● Record list:

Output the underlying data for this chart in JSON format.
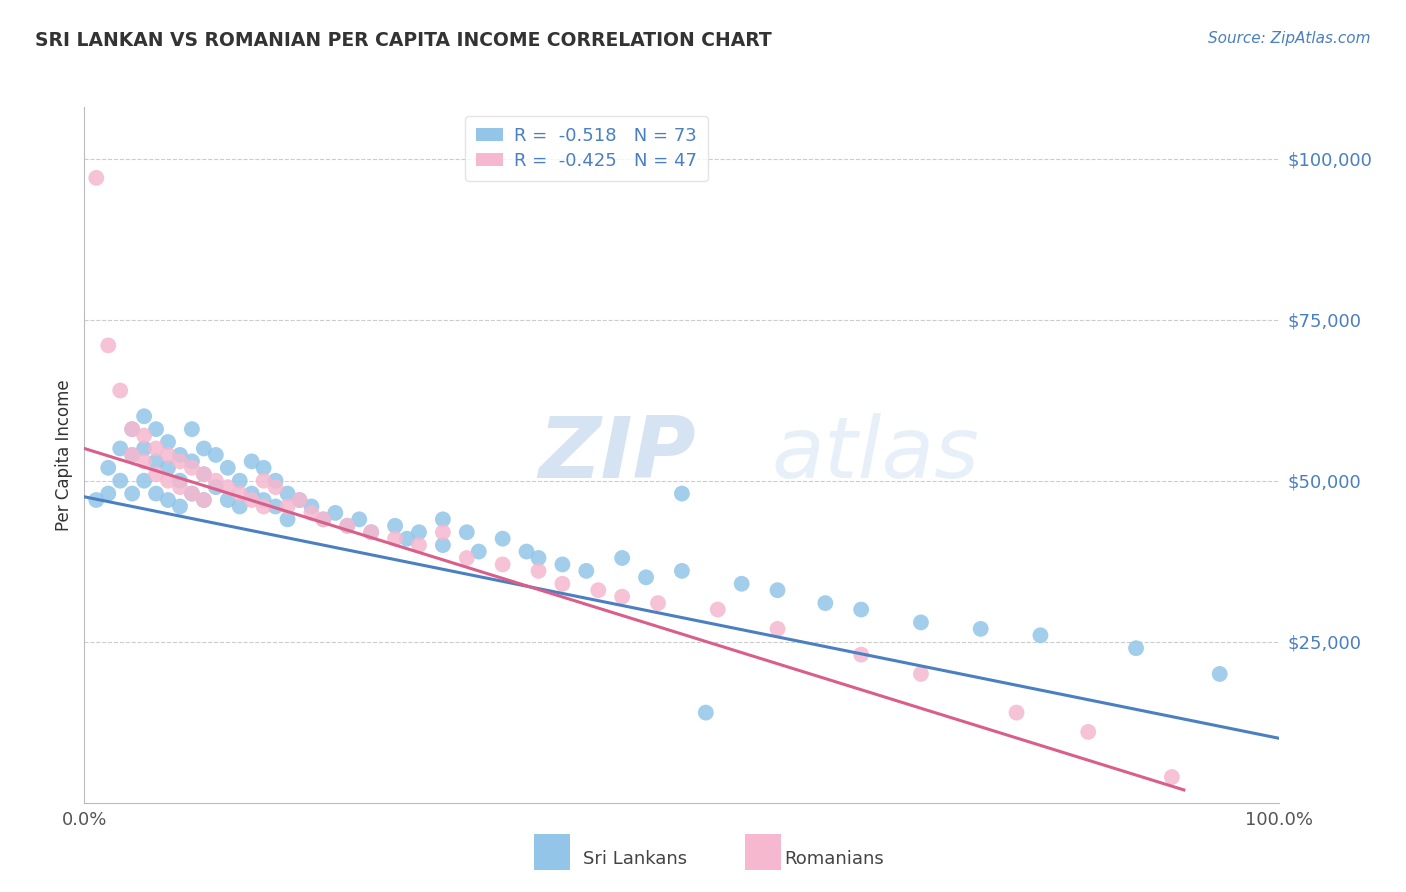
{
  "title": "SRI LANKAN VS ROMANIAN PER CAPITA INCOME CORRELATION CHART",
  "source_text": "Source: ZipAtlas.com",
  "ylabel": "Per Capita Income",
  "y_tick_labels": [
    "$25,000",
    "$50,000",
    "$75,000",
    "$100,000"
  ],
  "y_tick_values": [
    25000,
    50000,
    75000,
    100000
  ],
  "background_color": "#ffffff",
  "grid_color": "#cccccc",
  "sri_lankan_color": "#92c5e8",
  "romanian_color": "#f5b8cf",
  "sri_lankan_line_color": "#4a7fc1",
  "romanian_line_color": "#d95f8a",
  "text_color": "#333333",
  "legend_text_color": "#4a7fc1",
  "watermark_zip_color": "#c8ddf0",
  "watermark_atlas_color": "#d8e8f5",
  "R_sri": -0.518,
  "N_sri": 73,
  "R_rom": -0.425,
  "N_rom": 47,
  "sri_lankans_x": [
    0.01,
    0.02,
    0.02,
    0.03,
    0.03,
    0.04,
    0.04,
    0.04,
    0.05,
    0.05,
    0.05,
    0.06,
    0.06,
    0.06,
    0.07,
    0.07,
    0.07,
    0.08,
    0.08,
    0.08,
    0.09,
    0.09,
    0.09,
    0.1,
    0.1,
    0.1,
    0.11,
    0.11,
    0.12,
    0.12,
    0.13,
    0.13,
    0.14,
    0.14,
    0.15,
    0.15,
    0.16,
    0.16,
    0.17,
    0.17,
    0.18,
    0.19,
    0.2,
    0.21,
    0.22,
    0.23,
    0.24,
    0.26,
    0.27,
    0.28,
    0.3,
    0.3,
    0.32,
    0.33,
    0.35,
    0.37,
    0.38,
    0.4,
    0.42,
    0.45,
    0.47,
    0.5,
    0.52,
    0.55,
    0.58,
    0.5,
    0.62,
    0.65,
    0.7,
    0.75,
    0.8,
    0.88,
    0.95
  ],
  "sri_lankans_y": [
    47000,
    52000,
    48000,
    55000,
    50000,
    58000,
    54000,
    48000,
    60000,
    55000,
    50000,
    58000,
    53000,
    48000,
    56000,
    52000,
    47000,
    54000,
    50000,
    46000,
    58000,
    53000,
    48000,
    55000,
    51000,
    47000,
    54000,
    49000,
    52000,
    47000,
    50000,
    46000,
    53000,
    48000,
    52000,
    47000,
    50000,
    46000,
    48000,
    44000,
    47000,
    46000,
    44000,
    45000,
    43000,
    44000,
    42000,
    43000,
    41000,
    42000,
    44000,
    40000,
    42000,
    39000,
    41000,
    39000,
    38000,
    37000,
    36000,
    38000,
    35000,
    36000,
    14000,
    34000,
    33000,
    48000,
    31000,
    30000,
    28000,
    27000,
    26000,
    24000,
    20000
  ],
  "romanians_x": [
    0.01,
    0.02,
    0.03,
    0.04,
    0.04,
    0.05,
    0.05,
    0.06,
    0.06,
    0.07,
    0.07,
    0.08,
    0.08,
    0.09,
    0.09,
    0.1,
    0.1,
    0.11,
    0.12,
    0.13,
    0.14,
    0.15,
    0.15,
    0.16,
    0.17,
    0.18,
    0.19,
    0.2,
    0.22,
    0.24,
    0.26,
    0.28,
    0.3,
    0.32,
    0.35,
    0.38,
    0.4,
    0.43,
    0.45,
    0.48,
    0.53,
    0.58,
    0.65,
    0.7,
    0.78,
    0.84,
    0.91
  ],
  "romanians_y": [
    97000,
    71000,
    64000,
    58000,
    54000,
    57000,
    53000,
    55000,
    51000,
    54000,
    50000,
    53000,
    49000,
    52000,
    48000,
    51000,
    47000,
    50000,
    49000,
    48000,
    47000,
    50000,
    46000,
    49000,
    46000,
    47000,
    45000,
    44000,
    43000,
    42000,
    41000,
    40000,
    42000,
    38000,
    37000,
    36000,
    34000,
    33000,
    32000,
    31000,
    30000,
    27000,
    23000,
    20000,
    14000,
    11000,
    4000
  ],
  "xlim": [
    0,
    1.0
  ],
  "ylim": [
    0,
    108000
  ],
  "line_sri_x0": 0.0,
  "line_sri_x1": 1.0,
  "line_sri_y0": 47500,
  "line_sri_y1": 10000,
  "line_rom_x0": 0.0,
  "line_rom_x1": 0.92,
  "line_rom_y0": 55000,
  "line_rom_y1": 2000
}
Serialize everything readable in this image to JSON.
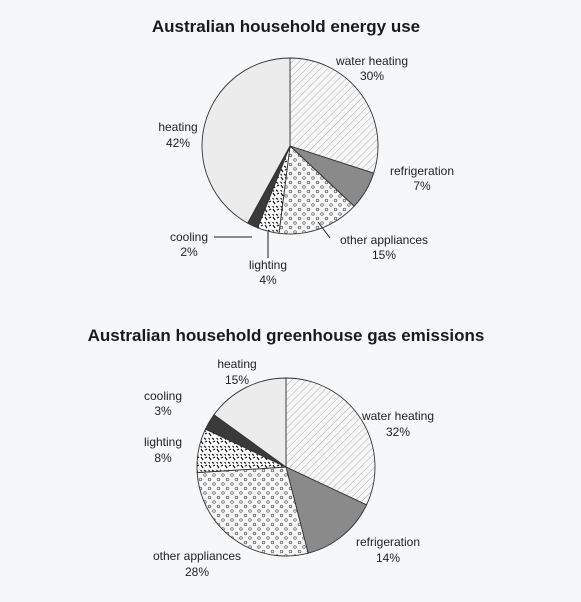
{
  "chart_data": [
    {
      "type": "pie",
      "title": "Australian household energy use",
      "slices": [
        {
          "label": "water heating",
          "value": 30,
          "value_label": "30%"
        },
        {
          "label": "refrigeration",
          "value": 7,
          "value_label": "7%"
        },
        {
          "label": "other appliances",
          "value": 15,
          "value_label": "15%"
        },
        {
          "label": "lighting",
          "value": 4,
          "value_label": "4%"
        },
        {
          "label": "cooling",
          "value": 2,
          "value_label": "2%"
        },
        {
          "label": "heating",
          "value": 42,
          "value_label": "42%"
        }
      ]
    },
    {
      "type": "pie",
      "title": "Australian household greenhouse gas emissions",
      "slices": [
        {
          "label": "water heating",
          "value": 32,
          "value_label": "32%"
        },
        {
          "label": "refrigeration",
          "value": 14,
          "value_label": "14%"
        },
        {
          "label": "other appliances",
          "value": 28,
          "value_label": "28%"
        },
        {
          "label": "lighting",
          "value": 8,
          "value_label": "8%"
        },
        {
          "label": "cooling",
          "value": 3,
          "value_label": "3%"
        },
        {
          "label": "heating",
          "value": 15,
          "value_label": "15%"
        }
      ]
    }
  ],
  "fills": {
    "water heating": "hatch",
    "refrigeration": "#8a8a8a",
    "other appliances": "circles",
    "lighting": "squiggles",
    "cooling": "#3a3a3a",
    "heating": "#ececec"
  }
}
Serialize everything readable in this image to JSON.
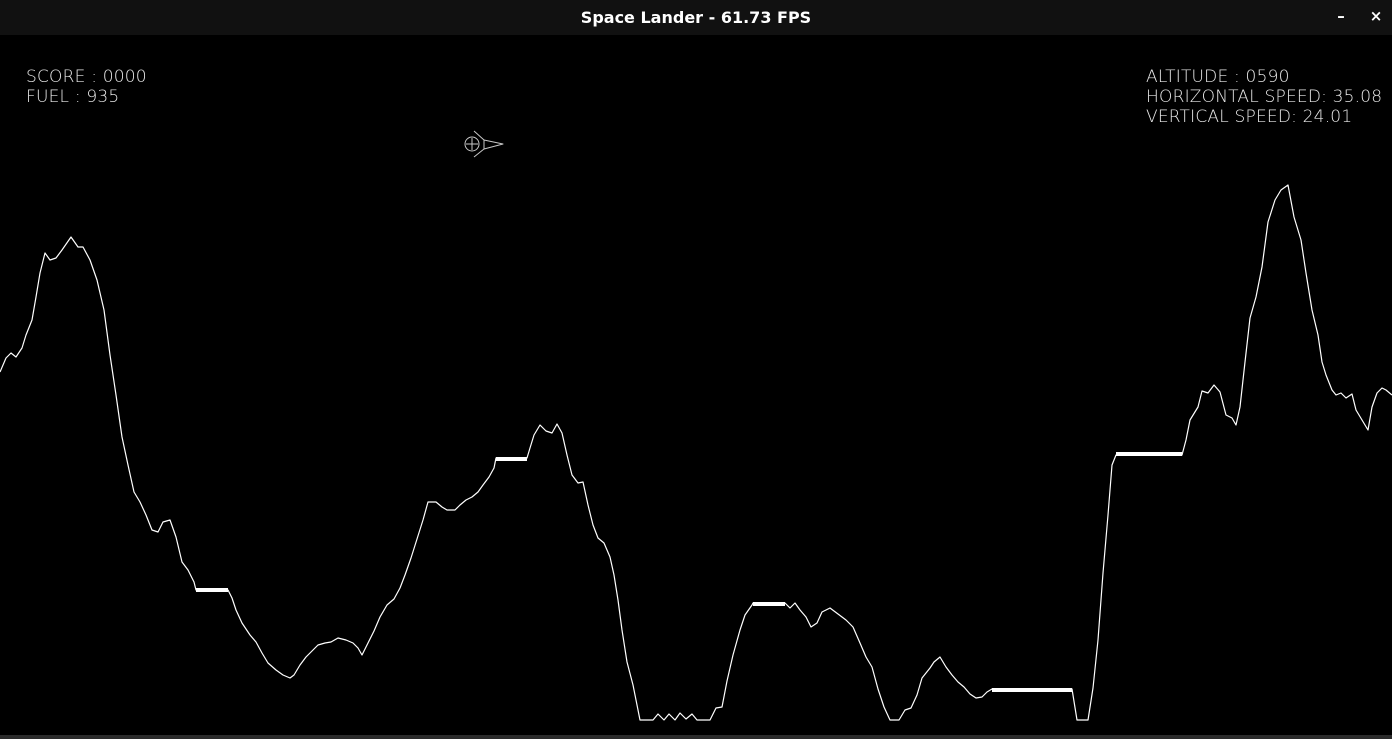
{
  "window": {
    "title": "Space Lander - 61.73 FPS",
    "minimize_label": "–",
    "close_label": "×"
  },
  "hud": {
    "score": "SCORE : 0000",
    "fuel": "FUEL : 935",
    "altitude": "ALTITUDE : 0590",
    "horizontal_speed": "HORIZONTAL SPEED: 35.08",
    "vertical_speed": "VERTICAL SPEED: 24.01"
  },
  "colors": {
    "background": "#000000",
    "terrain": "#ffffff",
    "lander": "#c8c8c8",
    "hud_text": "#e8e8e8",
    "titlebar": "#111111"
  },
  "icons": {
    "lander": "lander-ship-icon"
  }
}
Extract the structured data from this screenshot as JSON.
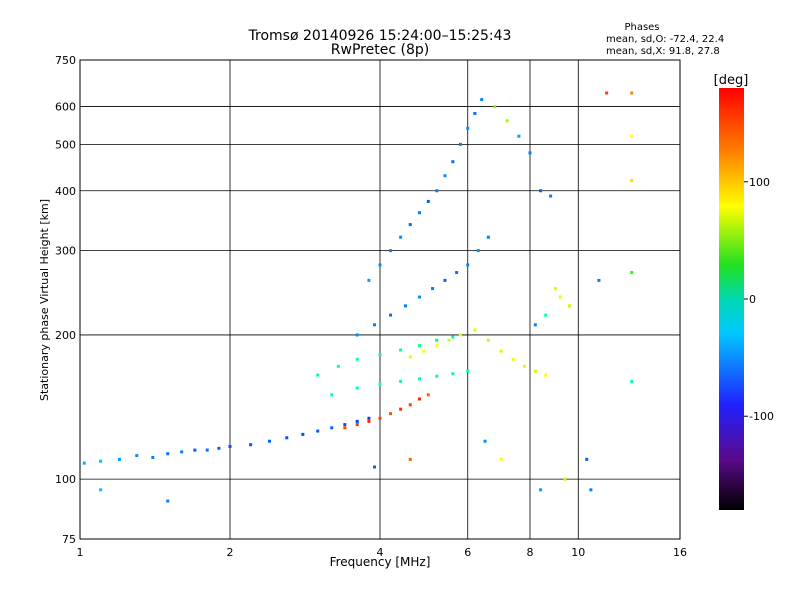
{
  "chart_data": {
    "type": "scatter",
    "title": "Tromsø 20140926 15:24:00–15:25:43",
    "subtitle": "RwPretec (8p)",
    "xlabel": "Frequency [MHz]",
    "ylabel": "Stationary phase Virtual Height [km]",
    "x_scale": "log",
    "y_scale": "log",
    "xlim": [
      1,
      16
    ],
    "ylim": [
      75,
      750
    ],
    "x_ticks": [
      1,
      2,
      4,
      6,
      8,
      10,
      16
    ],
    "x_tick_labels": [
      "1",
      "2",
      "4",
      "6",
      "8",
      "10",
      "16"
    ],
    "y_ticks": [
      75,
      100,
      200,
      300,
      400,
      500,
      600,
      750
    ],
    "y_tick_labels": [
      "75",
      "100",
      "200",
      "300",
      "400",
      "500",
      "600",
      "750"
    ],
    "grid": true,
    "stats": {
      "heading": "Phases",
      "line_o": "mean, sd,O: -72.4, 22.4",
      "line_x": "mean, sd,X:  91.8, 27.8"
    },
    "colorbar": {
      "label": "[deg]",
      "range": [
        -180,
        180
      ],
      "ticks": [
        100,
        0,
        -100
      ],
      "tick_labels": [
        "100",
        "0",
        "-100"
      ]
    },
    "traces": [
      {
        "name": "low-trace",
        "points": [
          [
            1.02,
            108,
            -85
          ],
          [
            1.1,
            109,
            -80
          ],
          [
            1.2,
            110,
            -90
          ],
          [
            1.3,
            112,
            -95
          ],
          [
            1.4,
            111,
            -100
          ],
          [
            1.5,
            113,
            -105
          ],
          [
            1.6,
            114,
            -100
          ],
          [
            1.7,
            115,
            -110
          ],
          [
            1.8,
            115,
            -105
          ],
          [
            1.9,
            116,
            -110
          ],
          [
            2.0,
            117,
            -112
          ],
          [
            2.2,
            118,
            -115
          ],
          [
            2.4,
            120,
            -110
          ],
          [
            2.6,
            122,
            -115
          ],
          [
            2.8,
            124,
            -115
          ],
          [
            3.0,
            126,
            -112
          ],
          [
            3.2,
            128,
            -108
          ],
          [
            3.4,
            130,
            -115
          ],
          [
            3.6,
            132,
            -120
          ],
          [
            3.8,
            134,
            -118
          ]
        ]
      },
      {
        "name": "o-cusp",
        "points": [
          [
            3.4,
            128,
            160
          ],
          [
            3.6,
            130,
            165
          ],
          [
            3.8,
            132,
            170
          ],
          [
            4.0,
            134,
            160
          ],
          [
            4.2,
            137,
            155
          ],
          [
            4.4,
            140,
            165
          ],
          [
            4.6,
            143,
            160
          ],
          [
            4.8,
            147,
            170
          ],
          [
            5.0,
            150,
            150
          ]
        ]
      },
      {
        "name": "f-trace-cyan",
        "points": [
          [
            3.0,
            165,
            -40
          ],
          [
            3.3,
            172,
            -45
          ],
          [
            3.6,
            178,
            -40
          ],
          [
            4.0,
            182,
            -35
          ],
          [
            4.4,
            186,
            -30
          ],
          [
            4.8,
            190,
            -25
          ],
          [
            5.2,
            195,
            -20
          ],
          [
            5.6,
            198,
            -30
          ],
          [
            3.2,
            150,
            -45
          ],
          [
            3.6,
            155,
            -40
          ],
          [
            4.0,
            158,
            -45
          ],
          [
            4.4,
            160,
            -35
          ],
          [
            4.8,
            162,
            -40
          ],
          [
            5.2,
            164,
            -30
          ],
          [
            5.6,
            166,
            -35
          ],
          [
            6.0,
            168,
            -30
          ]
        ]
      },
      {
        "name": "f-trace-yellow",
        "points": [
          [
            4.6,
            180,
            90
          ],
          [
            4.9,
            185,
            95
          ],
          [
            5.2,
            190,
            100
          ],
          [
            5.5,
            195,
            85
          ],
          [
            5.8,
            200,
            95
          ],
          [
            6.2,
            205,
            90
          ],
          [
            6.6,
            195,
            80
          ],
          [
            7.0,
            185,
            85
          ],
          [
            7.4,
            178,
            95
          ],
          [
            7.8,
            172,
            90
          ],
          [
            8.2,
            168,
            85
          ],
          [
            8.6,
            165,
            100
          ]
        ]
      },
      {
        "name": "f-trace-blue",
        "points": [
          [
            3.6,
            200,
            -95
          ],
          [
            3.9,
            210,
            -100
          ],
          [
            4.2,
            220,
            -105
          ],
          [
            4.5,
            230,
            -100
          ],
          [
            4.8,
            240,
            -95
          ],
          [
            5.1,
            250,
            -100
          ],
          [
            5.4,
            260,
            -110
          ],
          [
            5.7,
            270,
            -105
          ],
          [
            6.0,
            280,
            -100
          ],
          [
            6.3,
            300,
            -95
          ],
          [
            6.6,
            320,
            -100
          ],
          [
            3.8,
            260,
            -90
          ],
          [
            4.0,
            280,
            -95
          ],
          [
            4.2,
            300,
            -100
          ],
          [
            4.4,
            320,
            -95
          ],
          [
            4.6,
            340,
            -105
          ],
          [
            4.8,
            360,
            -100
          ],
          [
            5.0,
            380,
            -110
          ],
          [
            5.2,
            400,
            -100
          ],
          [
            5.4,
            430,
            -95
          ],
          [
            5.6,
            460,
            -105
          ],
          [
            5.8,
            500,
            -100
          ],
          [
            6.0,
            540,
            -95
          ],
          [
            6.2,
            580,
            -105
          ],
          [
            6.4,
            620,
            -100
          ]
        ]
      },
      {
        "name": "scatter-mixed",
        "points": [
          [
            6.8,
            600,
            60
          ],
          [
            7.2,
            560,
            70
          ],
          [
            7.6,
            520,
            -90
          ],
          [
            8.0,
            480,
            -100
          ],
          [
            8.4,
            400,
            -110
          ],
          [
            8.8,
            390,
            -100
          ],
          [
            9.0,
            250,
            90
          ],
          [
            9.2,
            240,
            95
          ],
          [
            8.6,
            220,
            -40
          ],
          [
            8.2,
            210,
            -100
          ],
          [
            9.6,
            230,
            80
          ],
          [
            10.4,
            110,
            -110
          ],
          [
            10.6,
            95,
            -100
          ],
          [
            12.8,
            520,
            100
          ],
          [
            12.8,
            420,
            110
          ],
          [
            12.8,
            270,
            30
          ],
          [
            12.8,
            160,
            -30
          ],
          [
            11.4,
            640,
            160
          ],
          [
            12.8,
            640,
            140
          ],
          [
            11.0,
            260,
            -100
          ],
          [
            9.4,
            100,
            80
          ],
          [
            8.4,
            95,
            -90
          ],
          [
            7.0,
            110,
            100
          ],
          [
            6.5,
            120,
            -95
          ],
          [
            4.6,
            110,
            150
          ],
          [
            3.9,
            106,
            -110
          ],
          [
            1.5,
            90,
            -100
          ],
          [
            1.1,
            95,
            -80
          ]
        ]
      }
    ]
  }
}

● Given exercise: Copy out every line of the data that includes the word "name".

● Exercise result:
        "name": "low-trace",
        "name": "o-cusp",
        "name": "f-trace-cyan",
        "name": "f-trace-yellow",
        "name": "f-trace-blue",
        "name": "scatter-mixed",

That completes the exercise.